[Records shown]

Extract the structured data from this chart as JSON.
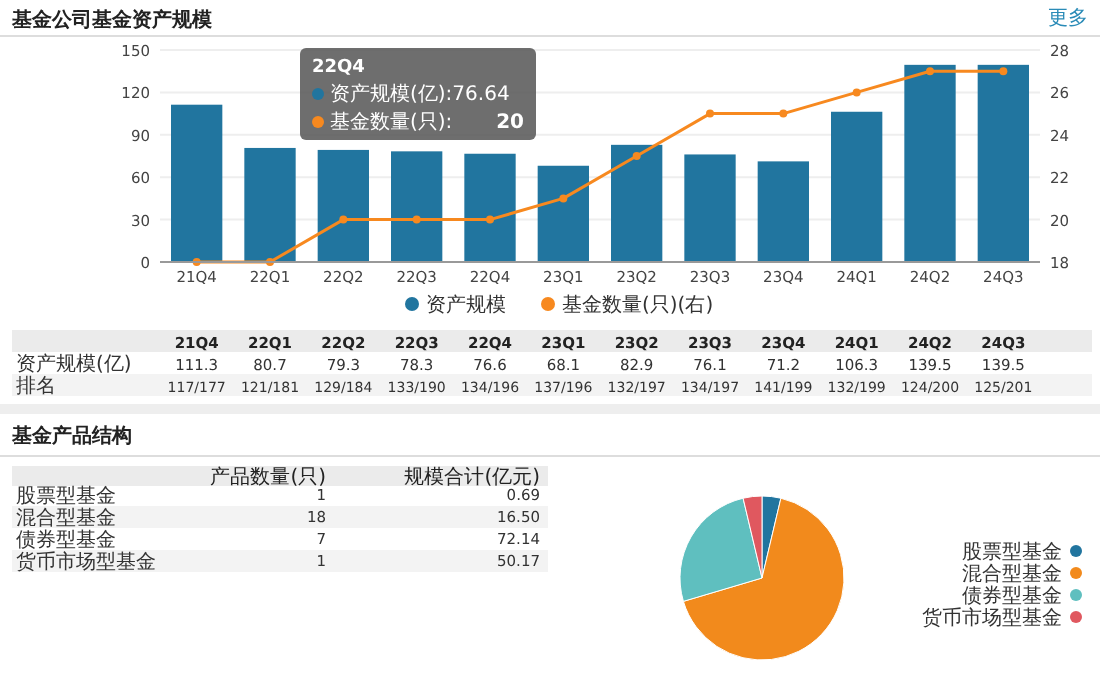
{
  "chart_data": [
    {
      "type": "bar",
      "title": "基金公司基金资产规模",
      "categories": [
        "21Q4",
        "22Q1",
        "22Q2",
        "22Q3",
        "22Q4",
        "23Q1",
        "23Q2",
        "23Q3",
        "23Q4",
        "24Q1",
        "24Q2",
        "24Q3"
      ],
      "series": [
        {
          "name": "资产规模",
          "type": "bar",
          "color": "#21759f",
          "values": [
            111.3,
            80.7,
            79.3,
            78.3,
            76.6,
            68.1,
            82.9,
            76.1,
            71.2,
            106.3,
            139.5,
            139.5
          ],
          "value_labels": [
            "111.3",
            "80.7",
            "79.3",
            "78.3",
            "76.6",
            "68.1",
            "82.9",
            "76.1",
            "71.2",
            "106.3",
            "139.5",
            "139.5"
          ]
        },
        {
          "name": "基金数量(只)(右)",
          "type": "line",
          "axis": "y2",
          "color": "#f7891f",
          "marker": "circle",
          "values": [
            18,
            18,
            20,
            20,
            20,
            21,
            23,
            25,
            25,
            26,
            27,
            27
          ]
        }
      ],
      "ylim": [
        0,
        150
      ],
      "yticks": [
        0,
        30,
        60,
        90,
        120,
        150
      ],
      "y2lim": [
        18,
        28
      ],
      "y2ticks": [
        18,
        20,
        22,
        24,
        26,
        28
      ],
      "grid": "y",
      "legend": "bottom",
      "annotations": [
        "更多",
        "资产规模(亿)",
        "排名",
        "117/177",
        "121/181",
        "129/184",
        "133/190",
        "134/196",
        "137/196",
        "132/197",
        "134/197",
        "141/199",
        "132/199",
        "124/200",
        "125/201",
        "22Q4",
        "资产规模(亿):76.64",
        "基金数量(只):",
        "20"
      ]
    },
    {
      "type": "pie",
      "categories": [
        "股票型基金",
        "混合型基金",
        "债券型基金",
        "货币市场型基金"
      ],
      "values": [
        3.7,
        66.7,
        25.9,
        3.7
      ],
      "colors": [
        "#21759f",
        "#f28a1c",
        "#5fbfbf",
        "#e0585f"
      ],
      "legend": "right",
      "annotations": [
        "产品数量(只)",
        "规模合计(亿元)",
        "0.69",
        "16.50",
        "72.14",
        "50.17",
        "1",
        "18",
        "7",
        "1",
        "基金产品结构"
      ]
    }
  ]
}
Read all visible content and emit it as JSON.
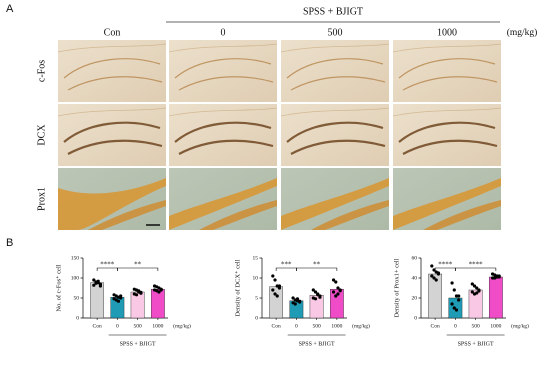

[Given problem]
Looking at the material above, count the lines containing the string "JSON" and reply with the count alone.

[Result of this exercise]
2